[Records from a collection]
+++

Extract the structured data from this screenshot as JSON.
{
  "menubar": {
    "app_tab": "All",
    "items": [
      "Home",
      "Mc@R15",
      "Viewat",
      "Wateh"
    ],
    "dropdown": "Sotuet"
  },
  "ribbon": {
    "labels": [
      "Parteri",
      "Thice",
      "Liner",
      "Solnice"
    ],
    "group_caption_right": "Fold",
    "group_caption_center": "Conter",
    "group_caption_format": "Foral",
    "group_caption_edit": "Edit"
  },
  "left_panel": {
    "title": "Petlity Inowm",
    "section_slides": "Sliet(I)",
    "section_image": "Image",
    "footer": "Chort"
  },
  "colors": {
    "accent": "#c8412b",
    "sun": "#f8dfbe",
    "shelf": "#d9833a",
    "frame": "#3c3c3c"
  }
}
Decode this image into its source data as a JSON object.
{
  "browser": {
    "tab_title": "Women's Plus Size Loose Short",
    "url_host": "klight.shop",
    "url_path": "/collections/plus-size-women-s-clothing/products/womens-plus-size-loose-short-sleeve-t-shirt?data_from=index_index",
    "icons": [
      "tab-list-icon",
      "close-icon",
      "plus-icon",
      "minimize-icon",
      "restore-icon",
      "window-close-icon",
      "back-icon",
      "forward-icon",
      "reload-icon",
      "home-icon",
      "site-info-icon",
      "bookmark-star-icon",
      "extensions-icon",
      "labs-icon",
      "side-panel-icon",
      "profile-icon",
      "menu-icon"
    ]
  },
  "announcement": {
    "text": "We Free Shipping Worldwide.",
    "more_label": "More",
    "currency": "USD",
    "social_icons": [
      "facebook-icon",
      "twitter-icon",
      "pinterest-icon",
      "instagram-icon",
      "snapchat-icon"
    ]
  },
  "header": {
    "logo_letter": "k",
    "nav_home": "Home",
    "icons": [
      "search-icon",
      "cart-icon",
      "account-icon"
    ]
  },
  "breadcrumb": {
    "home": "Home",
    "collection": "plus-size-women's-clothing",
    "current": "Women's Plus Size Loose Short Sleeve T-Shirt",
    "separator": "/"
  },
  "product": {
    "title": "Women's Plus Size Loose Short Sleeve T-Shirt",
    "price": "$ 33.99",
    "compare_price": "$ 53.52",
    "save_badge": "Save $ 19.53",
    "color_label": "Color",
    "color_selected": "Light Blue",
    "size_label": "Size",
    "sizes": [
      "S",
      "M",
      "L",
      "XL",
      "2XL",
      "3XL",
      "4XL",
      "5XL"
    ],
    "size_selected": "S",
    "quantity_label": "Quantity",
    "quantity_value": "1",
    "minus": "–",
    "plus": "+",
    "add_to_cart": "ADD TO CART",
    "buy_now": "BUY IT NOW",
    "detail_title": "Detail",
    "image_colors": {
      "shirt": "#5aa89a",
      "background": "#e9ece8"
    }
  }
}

+++

Every entry must be quoted exactly as it appears above.

Extract the structured data from this screenshot as JSON.
{
  "menubar": {
    "app_tab": "All",
    "items": [
      "Home",
      "Mc@R15",
      "Viewat",
      "Wateh"
    ],
    "dropdown": "Sotuet"
  },
  "ribbon": {
    "labels": [
      "Parteri",
      "Thice",
      "Liner",
      "Solnice"
    ],
    "group_caption_right": "Fold",
    "group_caption_center": "Conter",
    "group_caption_format": "Foral",
    "group_caption_edit": "Edit"
  },
  "left_panel": {
    "title": "Petlity Inowm",
    "section_slides": "Sliet(I)",
    "section_image": "Image",
    "footer": "Chort"
  },
  "colors": {
    "accent": "#c8412b",
    "sun": "#f8dfbe",
    "shelf": "#d9833a",
    "frame": "#3c3c3c"
  }
}
Decode this image into its source data as a JSON object.
{
  "browser": {
    "tab_title": "Women's Plus Size Loose Short",
    "url_host": "klight.shop",
    "url_path": "/collections/plus-size-women-s-clothing/products/womens-plus-size-loose-short-sleeve-t-shirt?data_from=index_index",
    "icons": [
      "tab-list-icon",
      "close-icon",
      "plus-icon",
      "minimize-icon",
      "restore-icon",
      "window-close-icon",
      "back-icon",
      "forward-icon",
      "reload-icon",
      "home-icon",
      "site-info-icon",
      "bookmark-star-icon",
      "extensions-icon",
      "labs-icon",
      "side-panel-icon",
      "profile-icon",
      "menu-icon"
    ]
  },
  "announcement": {
    "text": "We Free Shipping Worldwide.",
    "more_label": "More",
    "currency": "USD",
    "social_icons": [
      "facebook-icon",
      "twitter-icon",
      "pinterest-icon",
      "instagram-icon",
      "snapchat-icon"
    ]
  },
  "header": {
    "logo_letter": "k",
    "nav_home": "Home",
    "icons": [
      "search-icon",
      "cart-icon",
      "account-icon"
    ]
  },
  "breadcrumb": {
    "home": "Home",
    "collection": "plus-size-women's-clothing",
    "current": "Women's Plus Size Loose Short Sleeve T-Shirt",
    "separator": "/"
  },
  "product": {
    "title": "Women's Plus Size Loose Short Sleeve T-Shirt",
    "price": "$ 33.99",
    "compare_price": "$ 53.52",
    "save_badge": "Save $ 19.53",
    "color_label": "Color",
    "color_selected": "Light Blue",
    "size_label": "Size",
    "sizes": [
      "S",
      "M",
      "L",
      "XL",
      "2XL",
      "3XL",
      "4XL",
      "5XL"
    ],
    "size_selected": "S",
    "quantity_label": "Quantity",
    "quantity_value": "1",
    "minus": "–",
    "plus": "+",
    "add_to_cart": "ADD TO CART",
    "buy_now": "BUY IT NOW",
    "detail_title": "Detail",
    "image_colors": {
      "shirt": "#5aa89a",
      "background": "#e9ece8"
    }
  }
}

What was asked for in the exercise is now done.